▶ [SUPPLIED PASSAGE]
* Begin *

The Statutory Scheme

[23] The only grounds of appeal of the General Division Decision are outlined in subsection 58(1) of the Department of Employment and Social Development Act, SC 2005, c 34 [the DESDA]:

(a) the General Division failed to observe a principle of natural justice or otherwise acted beyond or refused to exercise its jurisdiction;

a) a division générale n’a pas observé un principe de justice naturelle ou a autrement excédé ou refusé d’exercer sa compétence;

 

 

(b) the General Division erred in law in making its decision, whether or not the error appears on the face of the record; or

b) elle a rendu une décision entachée d’une erreur de droit, que l’erreur ressorte ou non à la lecture du dossier;

 

 

(c) the General Division based its decision on an erroneous finding of fact that it made in a perverse or capricious manner or without regard for the material before it.

c) elle a fondé sa décision sur une conclusion de fait erronée, tirée de façon abusive ou arbitraire ou sans tenir compte des éléments portés à sa connaissance.

* End *

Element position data
* Begin *

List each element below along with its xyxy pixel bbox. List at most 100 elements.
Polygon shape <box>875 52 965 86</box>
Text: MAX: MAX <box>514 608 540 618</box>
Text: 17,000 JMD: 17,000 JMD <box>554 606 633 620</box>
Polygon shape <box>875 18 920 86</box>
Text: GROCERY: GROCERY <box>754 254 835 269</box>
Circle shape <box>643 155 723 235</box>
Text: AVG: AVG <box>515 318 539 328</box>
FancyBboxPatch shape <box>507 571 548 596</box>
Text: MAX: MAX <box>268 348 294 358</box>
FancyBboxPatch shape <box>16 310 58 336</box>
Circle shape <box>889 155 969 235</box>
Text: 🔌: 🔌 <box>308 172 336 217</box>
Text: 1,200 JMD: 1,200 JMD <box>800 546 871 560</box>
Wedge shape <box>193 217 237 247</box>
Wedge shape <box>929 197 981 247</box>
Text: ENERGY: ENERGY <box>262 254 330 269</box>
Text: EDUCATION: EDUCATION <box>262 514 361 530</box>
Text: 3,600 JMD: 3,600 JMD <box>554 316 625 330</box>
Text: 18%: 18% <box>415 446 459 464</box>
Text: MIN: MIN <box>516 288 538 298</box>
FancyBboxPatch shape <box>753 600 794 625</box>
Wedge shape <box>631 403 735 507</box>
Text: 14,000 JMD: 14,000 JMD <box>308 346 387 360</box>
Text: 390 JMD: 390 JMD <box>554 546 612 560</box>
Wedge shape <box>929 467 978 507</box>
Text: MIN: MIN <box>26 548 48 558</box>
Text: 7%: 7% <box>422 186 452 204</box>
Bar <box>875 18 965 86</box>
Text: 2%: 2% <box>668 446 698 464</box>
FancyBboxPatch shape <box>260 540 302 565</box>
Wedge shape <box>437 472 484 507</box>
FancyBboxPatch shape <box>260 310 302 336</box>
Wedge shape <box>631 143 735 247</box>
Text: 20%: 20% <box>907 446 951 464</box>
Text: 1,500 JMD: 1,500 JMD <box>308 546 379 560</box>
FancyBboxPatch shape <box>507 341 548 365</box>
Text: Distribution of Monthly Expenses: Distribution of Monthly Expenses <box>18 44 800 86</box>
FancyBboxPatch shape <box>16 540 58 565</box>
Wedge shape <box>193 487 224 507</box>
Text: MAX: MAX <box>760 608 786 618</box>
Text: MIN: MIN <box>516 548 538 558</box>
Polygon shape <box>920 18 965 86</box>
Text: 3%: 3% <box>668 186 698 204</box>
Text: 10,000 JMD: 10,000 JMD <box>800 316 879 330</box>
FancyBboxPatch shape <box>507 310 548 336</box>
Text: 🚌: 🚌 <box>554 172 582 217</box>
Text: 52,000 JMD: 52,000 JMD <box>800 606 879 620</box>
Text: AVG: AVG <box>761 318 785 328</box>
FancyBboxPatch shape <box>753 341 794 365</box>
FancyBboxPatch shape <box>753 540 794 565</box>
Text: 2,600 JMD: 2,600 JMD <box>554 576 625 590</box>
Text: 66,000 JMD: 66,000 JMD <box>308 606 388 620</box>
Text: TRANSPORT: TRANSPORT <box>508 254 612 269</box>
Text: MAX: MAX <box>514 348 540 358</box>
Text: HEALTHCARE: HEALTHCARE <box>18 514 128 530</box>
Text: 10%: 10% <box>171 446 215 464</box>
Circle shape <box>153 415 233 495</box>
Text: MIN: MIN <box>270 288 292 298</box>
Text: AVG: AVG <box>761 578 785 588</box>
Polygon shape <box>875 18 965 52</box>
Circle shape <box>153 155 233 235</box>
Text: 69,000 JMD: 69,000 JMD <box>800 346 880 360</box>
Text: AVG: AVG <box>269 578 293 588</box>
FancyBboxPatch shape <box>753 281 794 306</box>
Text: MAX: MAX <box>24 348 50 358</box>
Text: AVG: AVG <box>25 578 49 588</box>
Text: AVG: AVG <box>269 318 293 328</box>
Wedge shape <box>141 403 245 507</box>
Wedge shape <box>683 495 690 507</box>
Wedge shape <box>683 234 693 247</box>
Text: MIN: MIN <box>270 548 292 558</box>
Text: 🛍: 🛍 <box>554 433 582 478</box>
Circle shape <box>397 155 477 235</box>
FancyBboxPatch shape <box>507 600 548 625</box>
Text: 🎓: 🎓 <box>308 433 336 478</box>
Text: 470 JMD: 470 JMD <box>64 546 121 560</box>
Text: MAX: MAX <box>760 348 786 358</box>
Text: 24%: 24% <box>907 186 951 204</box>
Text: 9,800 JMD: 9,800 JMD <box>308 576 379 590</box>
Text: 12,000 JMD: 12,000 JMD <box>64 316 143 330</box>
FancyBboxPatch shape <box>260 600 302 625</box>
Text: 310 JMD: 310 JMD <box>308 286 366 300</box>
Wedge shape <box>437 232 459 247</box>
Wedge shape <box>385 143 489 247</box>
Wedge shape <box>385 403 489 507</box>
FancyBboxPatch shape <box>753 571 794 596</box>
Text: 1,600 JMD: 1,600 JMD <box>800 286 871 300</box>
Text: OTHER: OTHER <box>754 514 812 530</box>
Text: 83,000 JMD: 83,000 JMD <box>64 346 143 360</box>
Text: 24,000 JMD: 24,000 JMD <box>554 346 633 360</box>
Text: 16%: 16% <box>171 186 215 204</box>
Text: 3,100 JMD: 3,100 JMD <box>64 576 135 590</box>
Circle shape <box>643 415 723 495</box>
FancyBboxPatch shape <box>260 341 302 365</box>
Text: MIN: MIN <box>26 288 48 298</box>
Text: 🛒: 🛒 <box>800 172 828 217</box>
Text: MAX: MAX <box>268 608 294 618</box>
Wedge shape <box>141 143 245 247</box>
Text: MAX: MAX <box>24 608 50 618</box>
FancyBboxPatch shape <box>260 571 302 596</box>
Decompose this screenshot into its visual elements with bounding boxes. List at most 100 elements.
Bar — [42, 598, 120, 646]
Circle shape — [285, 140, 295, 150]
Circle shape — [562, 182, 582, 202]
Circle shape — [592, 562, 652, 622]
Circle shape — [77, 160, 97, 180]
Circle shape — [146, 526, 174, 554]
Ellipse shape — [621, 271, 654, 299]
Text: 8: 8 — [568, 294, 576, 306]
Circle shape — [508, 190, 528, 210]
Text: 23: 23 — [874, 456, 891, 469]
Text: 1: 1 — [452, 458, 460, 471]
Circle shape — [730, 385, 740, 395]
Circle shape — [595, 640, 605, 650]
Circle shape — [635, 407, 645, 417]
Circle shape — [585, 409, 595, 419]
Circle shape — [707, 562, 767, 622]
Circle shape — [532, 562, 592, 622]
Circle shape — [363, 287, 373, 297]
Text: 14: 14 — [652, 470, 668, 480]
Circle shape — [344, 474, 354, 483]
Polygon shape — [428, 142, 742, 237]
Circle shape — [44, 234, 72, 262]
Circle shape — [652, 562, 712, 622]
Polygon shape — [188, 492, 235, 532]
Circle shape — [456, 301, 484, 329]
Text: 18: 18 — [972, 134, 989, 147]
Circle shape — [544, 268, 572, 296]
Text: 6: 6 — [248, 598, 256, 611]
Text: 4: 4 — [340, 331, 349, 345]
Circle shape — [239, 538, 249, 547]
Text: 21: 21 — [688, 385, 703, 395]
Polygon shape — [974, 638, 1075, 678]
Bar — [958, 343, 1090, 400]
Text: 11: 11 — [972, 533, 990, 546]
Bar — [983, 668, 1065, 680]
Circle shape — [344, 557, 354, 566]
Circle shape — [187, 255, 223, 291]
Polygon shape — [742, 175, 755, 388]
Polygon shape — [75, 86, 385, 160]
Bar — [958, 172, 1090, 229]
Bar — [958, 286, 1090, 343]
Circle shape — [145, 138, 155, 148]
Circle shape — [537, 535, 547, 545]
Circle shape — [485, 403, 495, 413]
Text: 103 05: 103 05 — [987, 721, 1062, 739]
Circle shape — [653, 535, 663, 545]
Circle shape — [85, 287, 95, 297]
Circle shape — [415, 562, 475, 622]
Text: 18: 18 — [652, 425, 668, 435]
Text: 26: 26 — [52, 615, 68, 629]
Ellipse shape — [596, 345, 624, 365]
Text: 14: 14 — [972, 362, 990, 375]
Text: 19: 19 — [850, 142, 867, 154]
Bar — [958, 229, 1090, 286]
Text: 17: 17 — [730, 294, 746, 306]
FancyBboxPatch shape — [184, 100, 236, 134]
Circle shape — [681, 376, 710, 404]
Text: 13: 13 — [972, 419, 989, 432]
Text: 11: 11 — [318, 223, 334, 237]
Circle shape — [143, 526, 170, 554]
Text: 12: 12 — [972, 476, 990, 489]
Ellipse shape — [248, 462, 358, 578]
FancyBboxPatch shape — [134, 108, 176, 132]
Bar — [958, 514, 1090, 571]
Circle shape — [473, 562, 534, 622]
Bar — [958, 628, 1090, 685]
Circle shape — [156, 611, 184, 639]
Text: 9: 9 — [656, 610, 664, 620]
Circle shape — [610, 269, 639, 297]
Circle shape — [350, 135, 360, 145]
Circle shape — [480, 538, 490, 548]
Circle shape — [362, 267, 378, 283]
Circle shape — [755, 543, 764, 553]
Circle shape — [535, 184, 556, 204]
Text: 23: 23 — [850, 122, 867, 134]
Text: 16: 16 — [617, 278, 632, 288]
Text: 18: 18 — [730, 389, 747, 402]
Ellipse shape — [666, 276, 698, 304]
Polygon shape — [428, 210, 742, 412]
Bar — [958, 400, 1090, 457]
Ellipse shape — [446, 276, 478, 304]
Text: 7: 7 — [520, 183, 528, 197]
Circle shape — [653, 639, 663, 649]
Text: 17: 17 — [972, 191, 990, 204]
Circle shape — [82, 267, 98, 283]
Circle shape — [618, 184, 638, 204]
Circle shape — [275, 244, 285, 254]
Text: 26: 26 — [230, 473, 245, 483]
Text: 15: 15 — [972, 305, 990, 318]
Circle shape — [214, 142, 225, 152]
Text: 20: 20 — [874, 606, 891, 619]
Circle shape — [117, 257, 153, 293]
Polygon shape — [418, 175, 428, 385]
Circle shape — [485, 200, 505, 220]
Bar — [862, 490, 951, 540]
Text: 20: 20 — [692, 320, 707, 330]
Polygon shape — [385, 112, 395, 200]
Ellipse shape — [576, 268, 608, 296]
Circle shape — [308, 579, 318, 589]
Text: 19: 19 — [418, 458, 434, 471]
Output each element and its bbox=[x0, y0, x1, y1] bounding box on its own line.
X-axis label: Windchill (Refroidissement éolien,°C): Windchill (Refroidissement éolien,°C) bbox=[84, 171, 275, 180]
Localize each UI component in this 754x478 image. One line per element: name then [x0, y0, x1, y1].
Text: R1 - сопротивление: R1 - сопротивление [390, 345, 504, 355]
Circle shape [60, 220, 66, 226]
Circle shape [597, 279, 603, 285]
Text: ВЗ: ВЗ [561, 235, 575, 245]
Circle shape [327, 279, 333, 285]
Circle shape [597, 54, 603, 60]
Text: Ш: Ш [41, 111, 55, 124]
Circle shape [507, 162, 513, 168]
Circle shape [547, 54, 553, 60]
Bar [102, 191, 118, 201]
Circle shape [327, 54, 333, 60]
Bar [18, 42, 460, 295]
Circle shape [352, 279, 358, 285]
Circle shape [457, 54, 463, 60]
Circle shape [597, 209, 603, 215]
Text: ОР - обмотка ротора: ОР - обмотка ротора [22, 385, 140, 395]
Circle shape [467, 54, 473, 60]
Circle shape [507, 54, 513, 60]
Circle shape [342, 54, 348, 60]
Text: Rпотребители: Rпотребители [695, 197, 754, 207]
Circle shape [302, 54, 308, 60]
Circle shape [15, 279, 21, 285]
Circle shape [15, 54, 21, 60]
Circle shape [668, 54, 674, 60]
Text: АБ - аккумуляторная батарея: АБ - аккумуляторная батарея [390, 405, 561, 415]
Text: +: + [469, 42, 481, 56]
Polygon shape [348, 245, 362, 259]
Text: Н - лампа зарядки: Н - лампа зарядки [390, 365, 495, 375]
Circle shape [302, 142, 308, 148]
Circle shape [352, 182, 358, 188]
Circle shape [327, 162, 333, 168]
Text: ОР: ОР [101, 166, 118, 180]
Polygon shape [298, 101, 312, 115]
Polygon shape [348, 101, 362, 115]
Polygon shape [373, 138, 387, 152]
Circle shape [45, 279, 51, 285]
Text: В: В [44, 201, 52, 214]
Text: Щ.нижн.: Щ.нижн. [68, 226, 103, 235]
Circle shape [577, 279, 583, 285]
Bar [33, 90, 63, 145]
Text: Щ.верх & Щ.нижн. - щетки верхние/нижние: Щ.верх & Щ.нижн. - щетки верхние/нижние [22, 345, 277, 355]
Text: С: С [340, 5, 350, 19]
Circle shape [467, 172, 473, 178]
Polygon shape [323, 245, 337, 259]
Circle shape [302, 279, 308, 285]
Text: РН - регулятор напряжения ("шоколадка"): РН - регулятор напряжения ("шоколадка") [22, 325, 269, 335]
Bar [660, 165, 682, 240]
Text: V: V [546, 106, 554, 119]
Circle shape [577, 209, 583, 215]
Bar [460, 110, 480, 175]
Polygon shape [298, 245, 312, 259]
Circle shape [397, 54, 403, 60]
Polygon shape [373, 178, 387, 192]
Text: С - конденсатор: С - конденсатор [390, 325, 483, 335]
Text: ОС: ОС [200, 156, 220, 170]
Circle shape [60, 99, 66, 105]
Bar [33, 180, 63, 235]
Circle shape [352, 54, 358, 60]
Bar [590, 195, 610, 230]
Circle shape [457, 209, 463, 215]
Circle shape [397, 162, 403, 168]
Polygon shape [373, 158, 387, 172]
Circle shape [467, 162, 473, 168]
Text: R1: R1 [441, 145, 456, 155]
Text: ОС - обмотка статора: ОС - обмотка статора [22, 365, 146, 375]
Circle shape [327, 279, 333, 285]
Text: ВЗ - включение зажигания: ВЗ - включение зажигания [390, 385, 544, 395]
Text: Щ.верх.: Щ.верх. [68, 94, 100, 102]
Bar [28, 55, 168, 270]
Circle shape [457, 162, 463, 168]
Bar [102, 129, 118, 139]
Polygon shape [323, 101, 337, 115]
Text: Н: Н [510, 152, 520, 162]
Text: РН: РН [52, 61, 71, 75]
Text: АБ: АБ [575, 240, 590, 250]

* End *

▶ [GIVEN INSTRUCTION 1]
Show each line in the records that contains the string "List".
▶ [GIVEN INSTRUCTION 2]
Write what comes next in the passage on the statutory scheme, starting after its last sentence.

▶ [ANSWER 1]
List each element below along with its xyxy pixel bbox. List at most 100 elements.
Decompose this screenshot into its visual elements with bounding boxes. List at most 100 elements.

▶ [ANSWER 2]
[24] The Appeal Division must first grant an appellant leave to appeal a decision of the General Division. To be granted leave to appeal, an appellant is only required to demonstrate an “arguable case” based on one of the three grounds of appeal (see Ingram v Canada (Attorney General), 2017 FC 259 at para 16).

The Position of the Parties

[25] The Applicant submits that in granting leave, the Appeal Division unreasonably reweighed the evidence before the General Division, which is not a proper ground of appeal. The Applicant submits that the Appeal Division granted leave to appeal to hear the argument that Ms. Gregorio’s testimony should not have been accorded little to no weight.

[26] The Applicant further submits that the Appeal Division’s finding that “[a] case can be made that the General Division doubted the Claimant’s credibility for no good reason” is unreasonable and lacks transparency. The General Division provided reasons why the Respondent’s testimony could not be relied upon, and the Appeal Division did not identify any error of law in the General Division’s assessment of this testimony, nor any perverse or capricious finding of fact.

[27] The Respondent submits that the arguable case was that the General Division erred by doubting Ms. Gregorio’s credibility and notes that making a credibility finding based on incorrect findings of fact is an error in law, as is discarding evidence without proper support.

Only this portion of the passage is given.